> What you will do:
In the listing below, pick out lines with "arrow".
+ + + +
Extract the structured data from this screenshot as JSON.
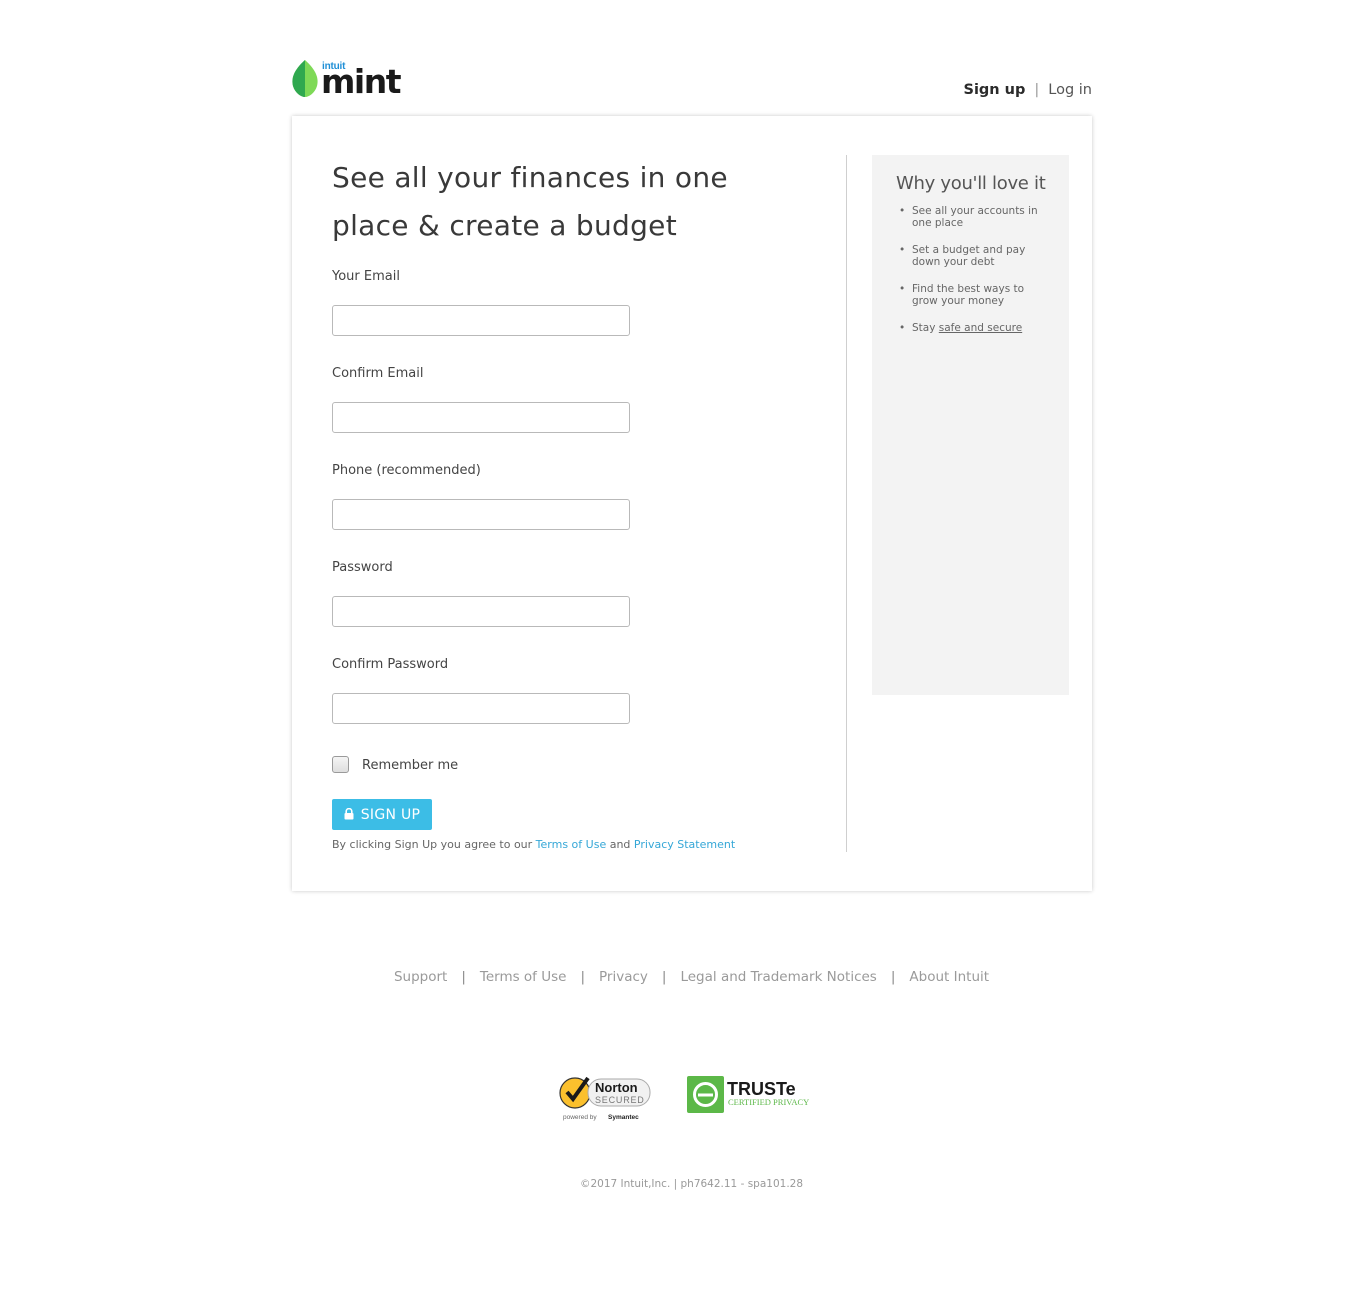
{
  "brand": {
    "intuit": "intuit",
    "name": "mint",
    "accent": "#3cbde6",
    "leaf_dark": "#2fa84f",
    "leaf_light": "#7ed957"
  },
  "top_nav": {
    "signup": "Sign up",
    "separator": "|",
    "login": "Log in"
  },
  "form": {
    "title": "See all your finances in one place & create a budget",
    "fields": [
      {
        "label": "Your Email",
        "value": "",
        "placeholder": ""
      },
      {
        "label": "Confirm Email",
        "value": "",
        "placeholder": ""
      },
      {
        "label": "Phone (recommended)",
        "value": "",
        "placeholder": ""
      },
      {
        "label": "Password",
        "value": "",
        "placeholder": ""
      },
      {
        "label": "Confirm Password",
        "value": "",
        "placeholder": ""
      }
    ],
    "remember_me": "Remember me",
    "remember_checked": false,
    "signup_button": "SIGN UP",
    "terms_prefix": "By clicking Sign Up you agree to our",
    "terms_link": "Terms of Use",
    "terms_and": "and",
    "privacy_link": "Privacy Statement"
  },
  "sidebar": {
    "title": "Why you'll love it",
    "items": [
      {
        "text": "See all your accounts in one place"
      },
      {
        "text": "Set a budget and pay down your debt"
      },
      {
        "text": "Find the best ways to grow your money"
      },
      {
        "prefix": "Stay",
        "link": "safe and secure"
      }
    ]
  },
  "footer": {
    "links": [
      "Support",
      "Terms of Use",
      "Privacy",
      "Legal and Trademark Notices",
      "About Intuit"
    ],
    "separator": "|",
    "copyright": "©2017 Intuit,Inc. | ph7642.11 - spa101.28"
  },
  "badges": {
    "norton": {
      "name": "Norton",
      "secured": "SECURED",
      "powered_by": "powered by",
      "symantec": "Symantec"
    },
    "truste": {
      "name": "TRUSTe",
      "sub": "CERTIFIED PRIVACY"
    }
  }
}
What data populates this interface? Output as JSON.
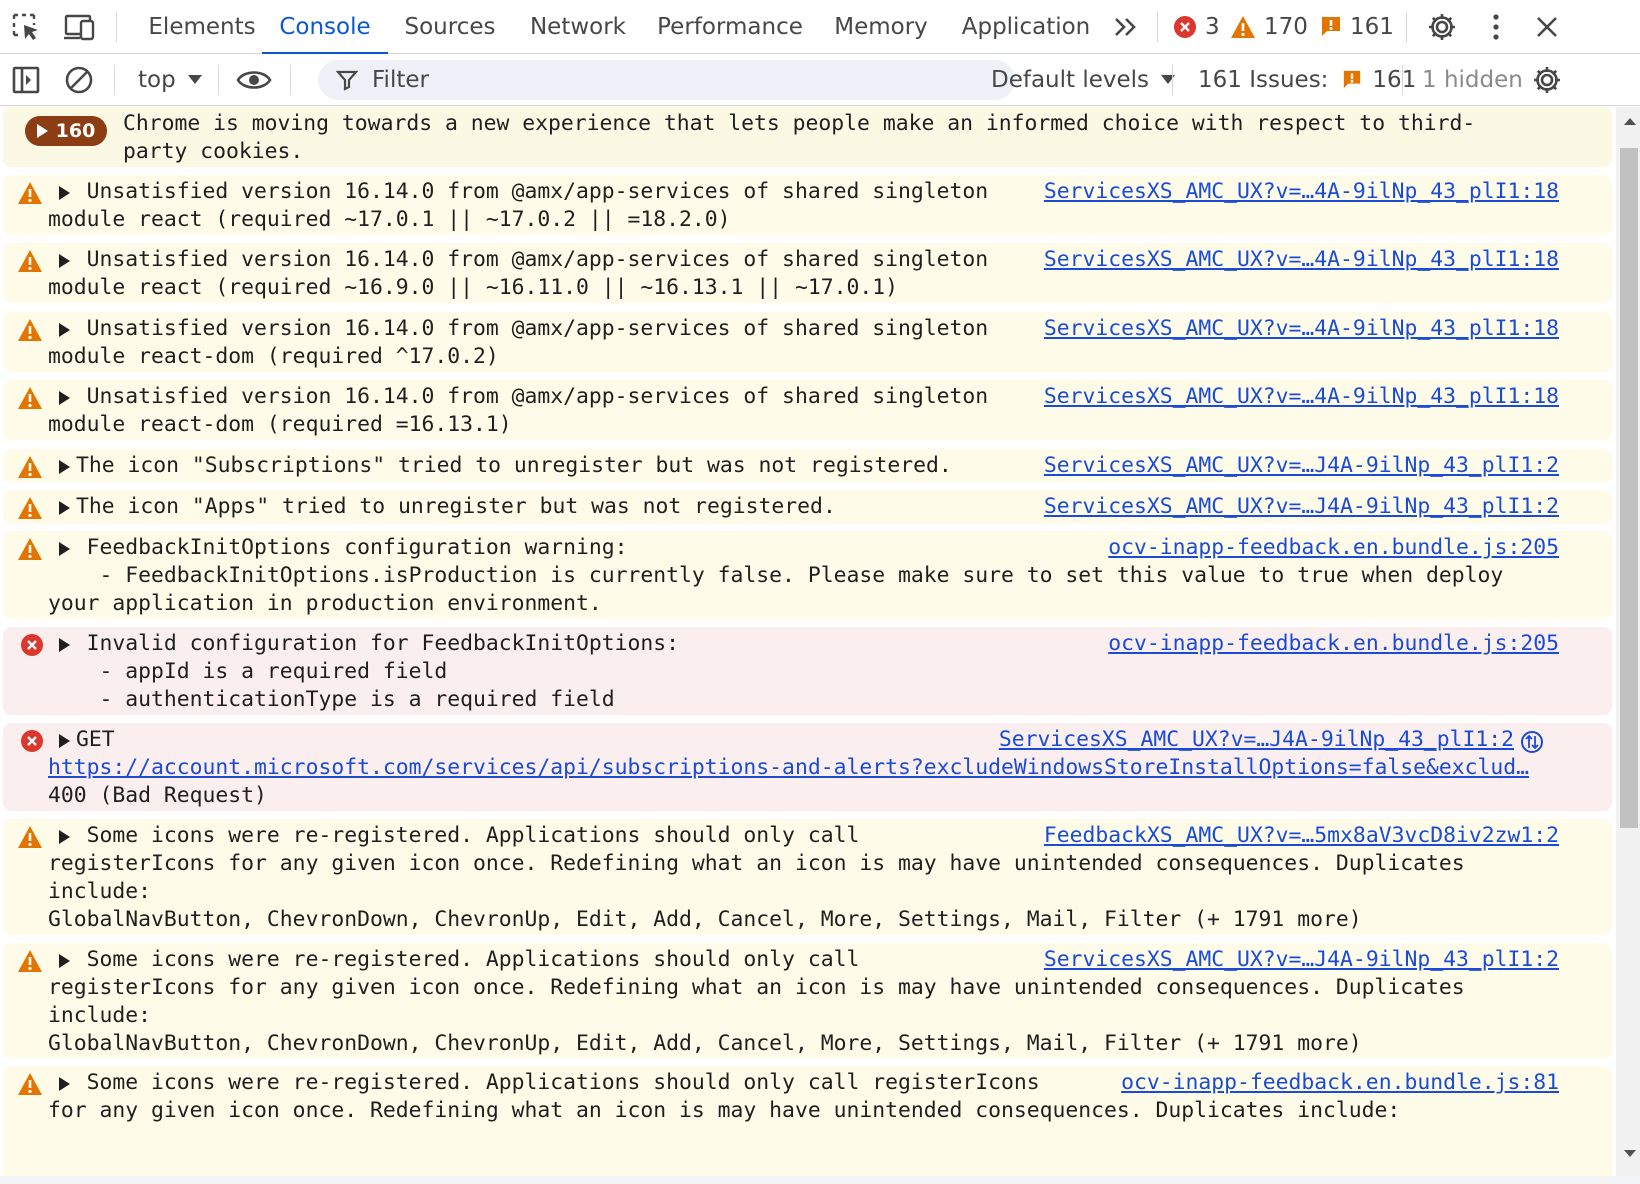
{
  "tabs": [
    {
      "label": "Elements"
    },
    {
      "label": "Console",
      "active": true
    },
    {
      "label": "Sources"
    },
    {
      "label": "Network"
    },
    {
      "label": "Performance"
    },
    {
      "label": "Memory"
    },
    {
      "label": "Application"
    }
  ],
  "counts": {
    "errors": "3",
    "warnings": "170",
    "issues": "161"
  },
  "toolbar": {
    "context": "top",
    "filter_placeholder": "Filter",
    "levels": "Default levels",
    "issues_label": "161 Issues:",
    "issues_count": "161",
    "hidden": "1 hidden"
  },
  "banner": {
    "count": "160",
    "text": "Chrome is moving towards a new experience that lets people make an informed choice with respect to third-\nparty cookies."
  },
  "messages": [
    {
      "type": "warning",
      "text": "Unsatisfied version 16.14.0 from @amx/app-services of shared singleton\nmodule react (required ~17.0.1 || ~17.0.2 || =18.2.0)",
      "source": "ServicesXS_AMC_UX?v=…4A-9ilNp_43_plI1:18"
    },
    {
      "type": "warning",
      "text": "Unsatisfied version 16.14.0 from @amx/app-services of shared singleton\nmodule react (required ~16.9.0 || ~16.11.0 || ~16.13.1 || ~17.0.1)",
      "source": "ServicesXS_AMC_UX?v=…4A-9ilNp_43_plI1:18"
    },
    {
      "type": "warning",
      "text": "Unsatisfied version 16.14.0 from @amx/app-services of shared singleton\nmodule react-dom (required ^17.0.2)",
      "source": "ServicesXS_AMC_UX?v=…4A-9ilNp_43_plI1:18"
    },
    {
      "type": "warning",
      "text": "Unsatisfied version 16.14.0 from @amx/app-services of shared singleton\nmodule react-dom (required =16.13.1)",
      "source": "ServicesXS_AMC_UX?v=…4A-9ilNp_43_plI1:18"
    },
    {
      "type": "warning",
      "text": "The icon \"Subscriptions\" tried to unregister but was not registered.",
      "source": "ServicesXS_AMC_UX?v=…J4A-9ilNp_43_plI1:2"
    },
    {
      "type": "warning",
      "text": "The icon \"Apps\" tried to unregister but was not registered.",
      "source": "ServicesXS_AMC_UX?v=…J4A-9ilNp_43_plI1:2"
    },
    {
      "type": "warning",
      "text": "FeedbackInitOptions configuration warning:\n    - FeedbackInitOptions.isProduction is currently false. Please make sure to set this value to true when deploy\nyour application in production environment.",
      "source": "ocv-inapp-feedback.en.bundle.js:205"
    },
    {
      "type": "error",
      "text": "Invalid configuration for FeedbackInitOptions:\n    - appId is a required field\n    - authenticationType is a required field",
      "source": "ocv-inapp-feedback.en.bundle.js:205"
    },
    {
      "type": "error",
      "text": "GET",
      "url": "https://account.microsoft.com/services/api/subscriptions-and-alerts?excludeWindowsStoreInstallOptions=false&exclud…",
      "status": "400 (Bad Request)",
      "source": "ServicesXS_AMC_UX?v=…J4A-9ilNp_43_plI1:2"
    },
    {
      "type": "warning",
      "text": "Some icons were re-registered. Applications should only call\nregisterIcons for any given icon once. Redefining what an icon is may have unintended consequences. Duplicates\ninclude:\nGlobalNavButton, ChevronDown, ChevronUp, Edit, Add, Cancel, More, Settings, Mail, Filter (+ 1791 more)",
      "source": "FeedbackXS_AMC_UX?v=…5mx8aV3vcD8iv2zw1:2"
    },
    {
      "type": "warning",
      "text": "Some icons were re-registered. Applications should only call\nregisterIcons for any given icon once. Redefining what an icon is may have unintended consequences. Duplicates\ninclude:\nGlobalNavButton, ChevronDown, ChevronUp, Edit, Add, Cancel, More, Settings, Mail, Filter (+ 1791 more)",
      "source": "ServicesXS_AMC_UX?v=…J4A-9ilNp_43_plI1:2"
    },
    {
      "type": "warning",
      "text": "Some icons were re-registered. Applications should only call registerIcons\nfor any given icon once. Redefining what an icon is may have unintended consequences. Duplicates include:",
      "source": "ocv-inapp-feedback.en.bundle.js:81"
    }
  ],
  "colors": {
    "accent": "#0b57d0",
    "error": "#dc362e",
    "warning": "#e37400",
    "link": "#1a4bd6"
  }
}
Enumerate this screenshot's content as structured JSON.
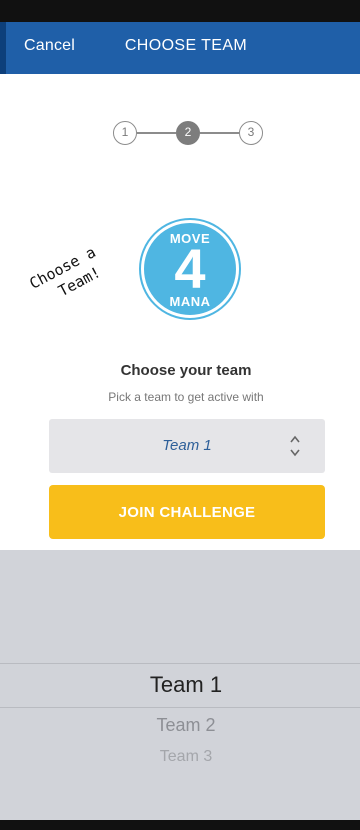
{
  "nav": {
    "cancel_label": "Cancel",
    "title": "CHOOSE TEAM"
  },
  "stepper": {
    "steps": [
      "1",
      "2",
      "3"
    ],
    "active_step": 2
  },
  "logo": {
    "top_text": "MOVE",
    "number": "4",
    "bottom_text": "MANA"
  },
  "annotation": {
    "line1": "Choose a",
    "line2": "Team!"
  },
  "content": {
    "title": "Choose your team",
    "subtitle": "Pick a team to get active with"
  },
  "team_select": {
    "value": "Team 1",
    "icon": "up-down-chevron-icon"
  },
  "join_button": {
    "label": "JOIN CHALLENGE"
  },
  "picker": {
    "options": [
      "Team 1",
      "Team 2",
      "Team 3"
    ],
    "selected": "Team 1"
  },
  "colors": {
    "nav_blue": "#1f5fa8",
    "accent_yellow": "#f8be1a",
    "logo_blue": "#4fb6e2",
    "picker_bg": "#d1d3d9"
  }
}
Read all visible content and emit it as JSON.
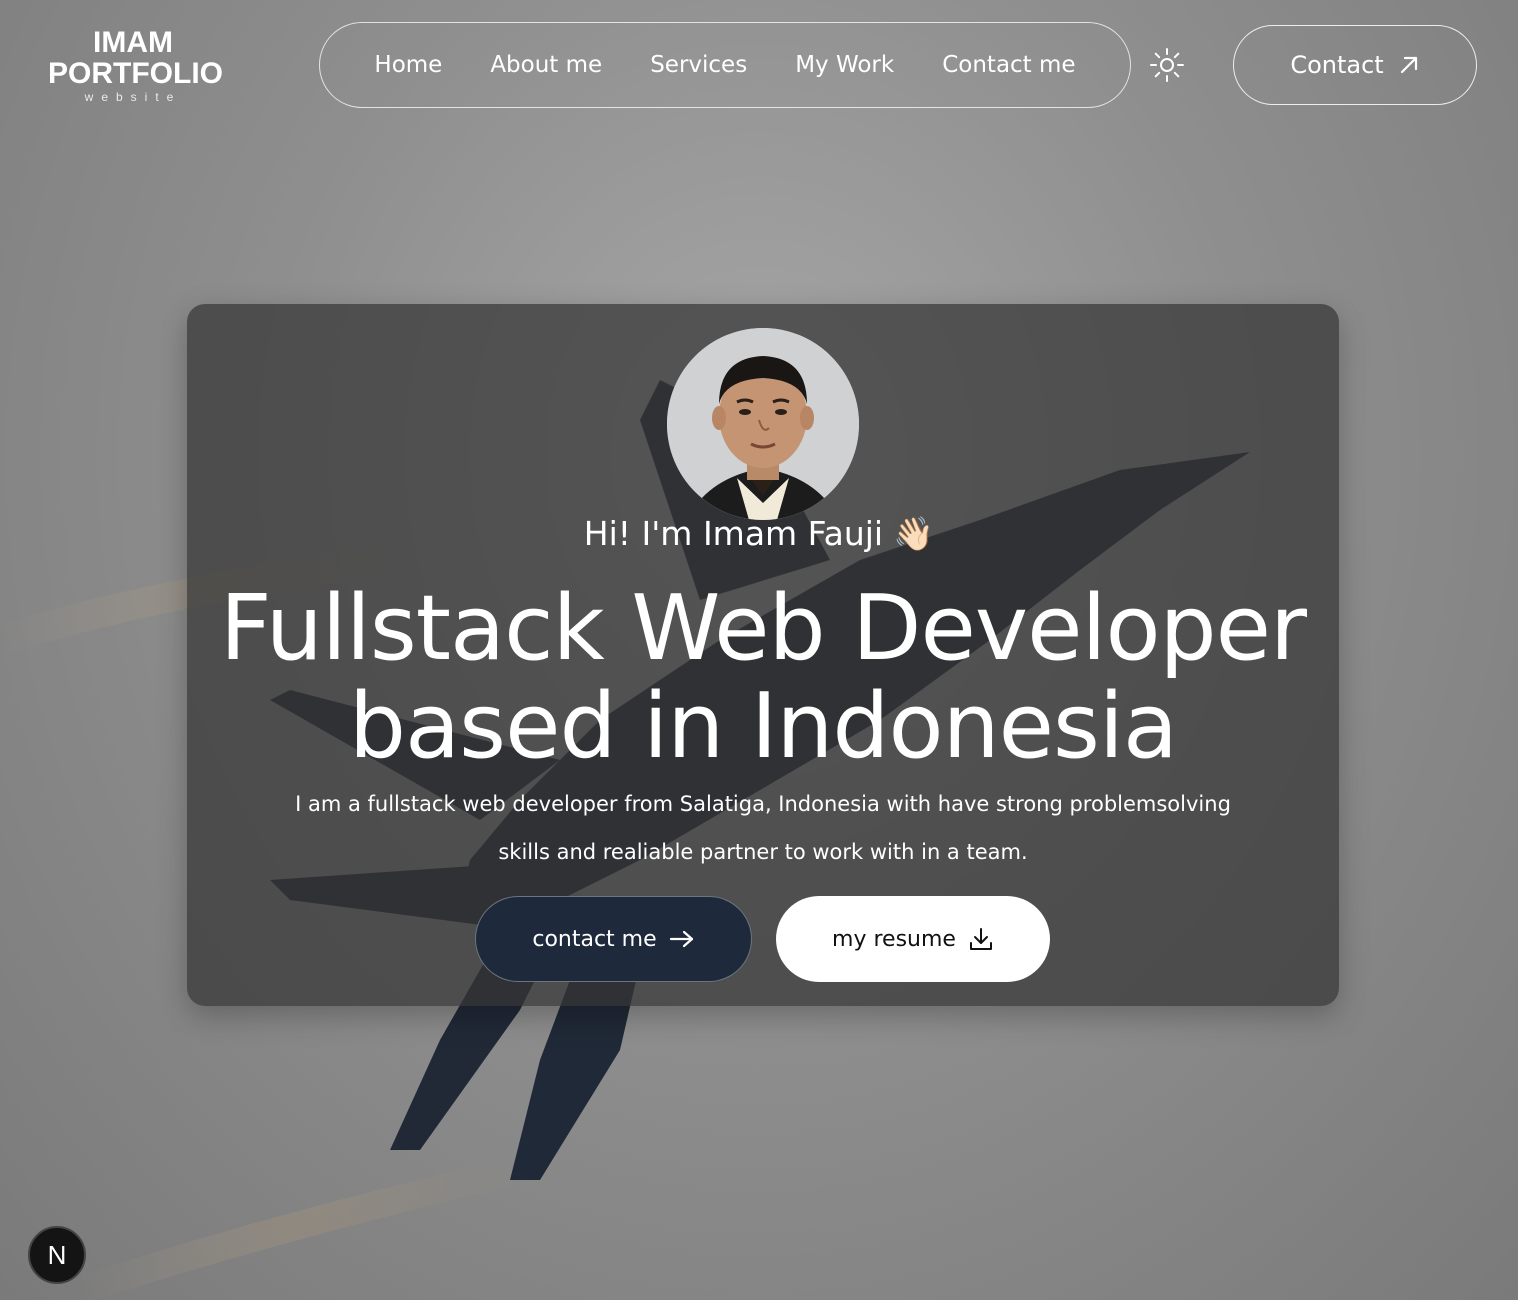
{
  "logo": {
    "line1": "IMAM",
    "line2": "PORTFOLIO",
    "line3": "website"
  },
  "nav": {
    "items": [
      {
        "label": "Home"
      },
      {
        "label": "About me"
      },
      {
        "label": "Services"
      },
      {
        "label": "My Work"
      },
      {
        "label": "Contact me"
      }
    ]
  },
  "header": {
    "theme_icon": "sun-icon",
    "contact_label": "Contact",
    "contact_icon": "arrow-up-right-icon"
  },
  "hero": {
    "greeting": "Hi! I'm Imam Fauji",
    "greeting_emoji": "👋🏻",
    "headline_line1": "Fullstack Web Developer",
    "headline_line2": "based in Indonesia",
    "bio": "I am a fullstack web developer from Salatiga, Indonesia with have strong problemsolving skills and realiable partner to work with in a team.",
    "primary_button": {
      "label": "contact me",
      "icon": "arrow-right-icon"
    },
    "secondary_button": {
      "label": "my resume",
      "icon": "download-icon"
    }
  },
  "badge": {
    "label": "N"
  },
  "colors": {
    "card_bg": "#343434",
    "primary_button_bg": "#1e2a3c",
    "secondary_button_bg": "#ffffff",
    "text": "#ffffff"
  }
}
+ + + +
> Answer:
    "contact_icon": "arrow-up-right-icon"
      "icon": "arrow-right-icon"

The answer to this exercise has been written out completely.